>> Start Given data
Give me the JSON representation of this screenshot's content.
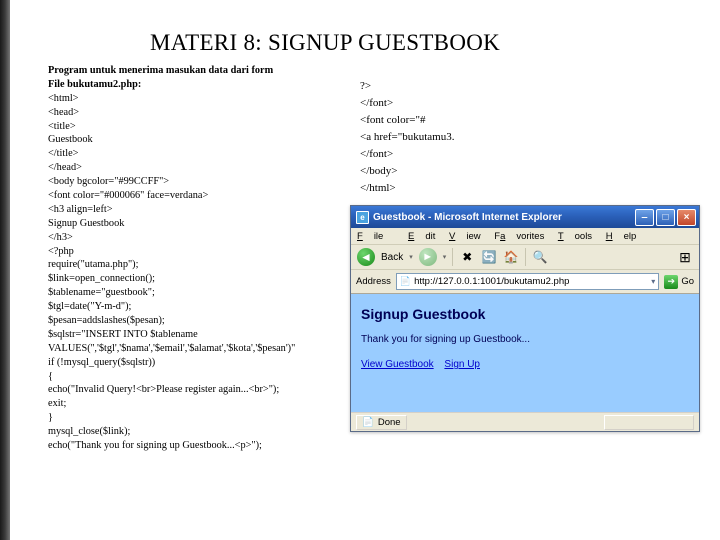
{
  "title": "MATERI 8: SIGNUP GUESTBOOK",
  "code": {
    "header1": "Program untuk menerima masukan data dari form",
    "header2": "File bukutamu2.php:",
    "lines": [
      "<html>",
      "<head>",
      "<title>",
      "Guestbook",
      "</title>",
      "</head>",
      "<body bgcolor=\"#99CCFF\">",
      "<font color=\"#000066\" face=verdana>",
      "<h3 align=left>",
      "Signup Guestbook",
      "</h3>",
      "<?php",
      "require(\"utama.php\");",
      "$link=open_connection();",
      "$tablename=\"guestbook\";",
      "$tgl=date(\"Y-m-d\");",
      "$pesan=addslashes($pesan);",
      "$sqlstr=\"INSERT INTO $tablename",
      "VALUES('','$tgl','$nama','$email','$alamat','$kota','$pesan')\"",
      "if (!mysql_query($sqlstr))",
      "{",
      "echo(\"Invalid Query!<br>Please register again...<br>\");",
      "exit;",
      "}",
      "mysql_close($link);",
      "echo(\"Thank you for signing up Guestbook...<p>\");"
    ],
    "right": [
      "?>",
      "</font>",
      "<font color=\"#",
      "<a href=\"bukutamu3.",
      "</font>",
      "</body>",
      "</html>"
    ]
  },
  "ie": {
    "title": "Guestbook - Microsoft Internet Explorer",
    "menu": {
      "file": "File",
      "edit": "Edit",
      "view": "View",
      "fav": "Favorites",
      "tools": "Tools",
      "help": "Help"
    },
    "toolbar": {
      "back": "Back"
    },
    "address": {
      "label": "Address",
      "url": "http://127.0.0.1:1001/bukutamu2.php",
      "go": "Go"
    },
    "page": {
      "heading": "Signup Guestbook",
      "thankyou": "Thank you for signing up Guestbook...",
      "link1": "View Guestbook",
      "link2": "Sign Up"
    },
    "status": {
      "done": "Done"
    }
  }
}
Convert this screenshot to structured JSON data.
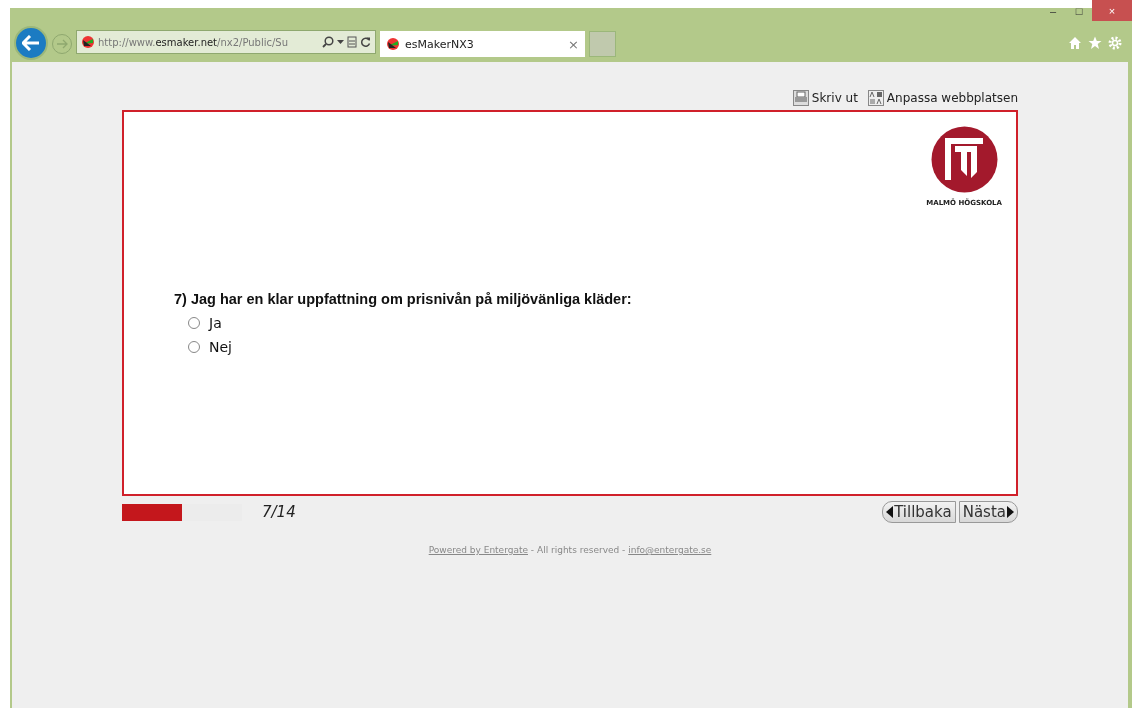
{
  "browser": {
    "address": "http://www.**esmaker.net**/nx2/Public/Su",
    "tab_title": "esMakerNX3",
    "tab_close": "×",
    "window_controls": [
      "–",
      "□",
      "×"
    ]
  },
  "toolbar": [
    {
      "kind": "print",
      "label": "Skriv ut"
    },
    {
      "kind": "customize",
      "label": "Anpassa webbplatsen"
    }
  ],
  "logo": {
    "caption": "MALMÖ HÖGSKOLA"
  },
  "question": {
    "text": "7) Jag har en klar uppfattning om prisnivån på miljövänliga kläder:",
    "options": [
      {
        "label": "Ja",
        "selected": false
      },
      {
        "label": "Nej",
        "selected": false
      }
    ]
  },
  "progress": {
    "level": 0.5,
    "reading": "7/14"
  },
  "nav": [
    {
      "kind": "back",
      "label": "Tillbaka"
    },
    {
      "kind": "next",
      "label": "Nästa"
    }
  ],
  "footer": {
    "link1": "Powered by Entergate",
    "text": " - All rights reserved - ",
    "link2": "info@entergate.se"
  }
}
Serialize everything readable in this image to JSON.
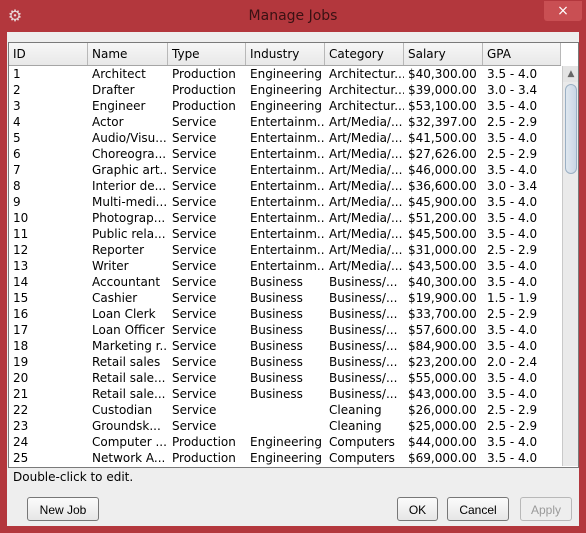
{
  "window": {
    "title": "Manage Jobs",
    "icon": "gear-icon",
    "close_glyph": "×"
  },
  "table": {
    "columns": [
      "ID",
      "Name",
      "Type",
      "Industry",
      "Category",
      "Salary",
      "GPA"
    ],
    "rows": [
      [
        "1",
        "Architect",
        "Production",
        "Engineering",
        "Architectur...",
        "$40,300.00",
        "3.5 - 4.0"
      ],
      [
        "2",
        "Drafter",
        "Production",
        "Engineering",
        "Architectur...",
        "$39,000.00",
        "3.0 - 3.4"
      ],
      [
        "3",
        "Engineer",
        "Production",
        "Engineering",
        "Architectur...",
        "$53,100.00",
        "3.5 - 4.0"
      ],
      [
        "4",
        "Actor",
        "Service",
        "Entertainm...",
        "Art/Media/...",
        "$32,397.00",
        "2.5 - 2.9"
      ],
      [
        "5",
        "Audio/Visu...",
        "Service",
        "Entertainm...",
        "Art/Media/...",
        "$41,500.00",
        "3.5 - 4.0"
      ],
      [
        "6",
        "Choreogra...",
        "Service",
        "Entertainm...",
        "Art/Media/...",
        "$27,626.00",
        "2.5 - 2.9"
      ],
      [
        "7",
        "Graphic art...",
        "Service",
        "Entertainm...",
        "Art/Media/...",
        "$46,000.00",
        "3.5 - 4.0"
      ],
      [
        "8",
        "Interior de...",
        "Service",
        "Entertainm...",
        "Art/Media/...",
        "$36,600.00",
        "3.0 - 3.4"
      ],
      [
        "9",
        "Multi-medi...",
        "Service",
        "Entertainm...",
        "Art/Media/...",
        "$45,900.00",
        "3.5 - 4.0"
      ],
      [
        "10",
        "Photograp...",
        "Service",
        "Entertainm...",
        "Art/Media/...",
        "$51,200.00",
        "3.5 - 4.0"
      ],
      [
        "11",
        "Public rela...",
        "Service",
        "Entertainm...",
        "Art/Media/...",
        "$45,500.00",
        "3.5 - 4.0"
      ],
      [
        "12",
        "Reporter",
        "Service",
        "Entertainm...",
        "Art/Media/...",
        "$31,000.00",
        "2.5 - 2.9"
      ],
      [
        "13",
        "Writer",
        "Service",
        "Entertainm...",
        "Art/Media/...",
        "$43,500.00",
        "3.5 - 4.0"
      ],
      [
        "14",
        "Accountant",
        "Service",
        "Business",
        "Business/...",
        "$40,300.00",
        "3.5 - 4.0"
      ],
      [
        "15",
        "Cashier",
        "Service",
        "Business",
        "Business/...",
        "$19,900.00",
        "1.5 - 1.9"
      ],
      [
        "16",
        "Loan Clerk",
        "Service",
        "Business",
        "Business/...",
        "$33,700.00",
        "2.5 - 2.9"
      ],
      [
        "17",
        "Loan Officer",
        "Service",
        "Business",
        "Business/...",
        "$57,600.00",
        "3.5 - 4.0"
      ],
      [
        "18",
        "Marketing r...",
        "Service",
        "Business",
        "Business/...",
        "$84,900.00",
        "3.5 - 4.0"
      ],
      [
        "19",
        "Retail sales",
        "Service",
        "Business",
        "Business/...",
        "$23,200.00",
        "2.0 - 2.4"
      ],
      [
        "20",
        "Retail sale...",
        "Service",
        "Business",
        "Business/...",
        "$55,000.00",
        "3.5 - 4.0"
      ],
      [
        "21",
        "Retail sale...",
        "Service",
        "Business",
        "Business/...",
        "$43,000.00",
        "3.5 - 4.0"
      ],
      [
        "22",
        "Custodian",
        "Service",
        "",
        "Cleaning",
        "$26,000.00",
        "2.5 - 2.9"
      ],
      [
        "23",
        "Groundsk...",
        "Service",
        "",
        "Cleaning",
        "$25,000.00",
        "2.5 - 2.9"
      ],
      [
        "24",
        "Computer ...",
        "Production",
        "Engineering",
        "Computers",
        "$44,000.00",
        "3.5 - 4.0"
      ],
      [
        "25",
        "Network A...",
        "Production",
        "Engineering",
        "Computers",
        "$69,000.00",
        "3.5 - 4.0"
      ]
    ]
  },
  "hint": "Double-click to edit.",
  "buttons": {
    "new_job": "New Job",
    "ok": "OK",
    "cancel": "Cancel",
    "apply": "Apply"
  }
}
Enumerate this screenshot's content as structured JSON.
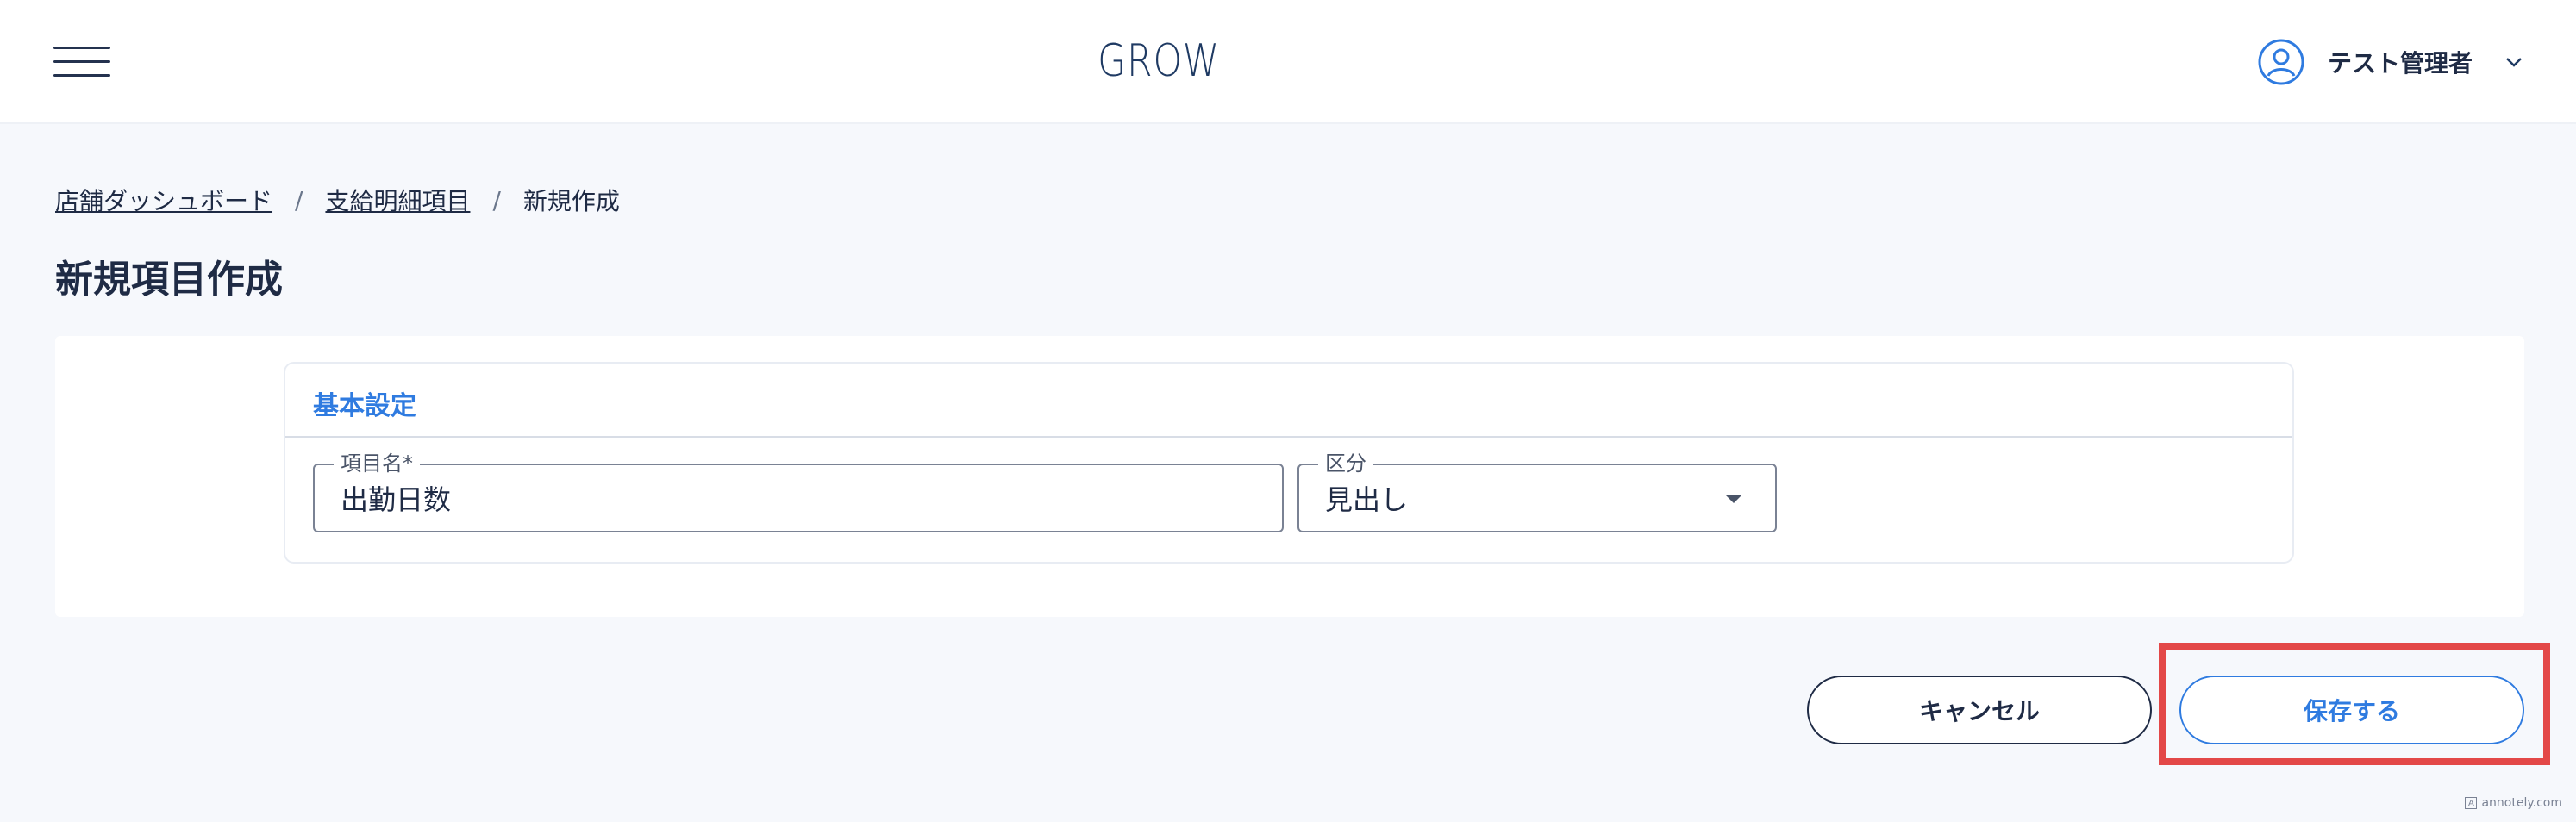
{
  "header": {
    "logo": "GROW",
    "menu_icon": "hamburger-menu-icon",
    "user_icon": "user-circle-icon",
    "user_name": "テスト管理者",
    "chevron_icon": "chevron-down-icon"
  },
  "breadcrumb": {
    "items": [
      "店舗ダッシュボード",
      "支給明細項目",
      "新規作成"
    ],
    "separator": "/"
  },
  "page": {
    "title": "新規項目作成"
  },
  "card": {
    "title": "基本設定",
    "fields": {
      "name": {
        "label": "項目名*",
        "value": "出勤日数"
      },
      "kubun": {
        "label": "区分",
        "value": "見出し",
        "caret_icon": "dropdown-caret-icon"
      }
    }
  },
  "actions": {
    "cancel_label": "キャンセル",
    "save_label": "保存する"
  },
  "annotation": {
    "highlight_color": "#e34848"
  },
  "watermark": {
    "text": "annotely.com"
  },
  "colors": {
    "accent": "#2f7be0",
    "text": "#1f2b45",
    "background": "#f6f8fc"
  }
}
>> End Given data
Required work ▸ Reproduce each line holding the word "sqlstr".

The reply ▸
      "$sqlstr=\"INSERT INTO $tablename",
      "if (!mysql_query($sqlstr))",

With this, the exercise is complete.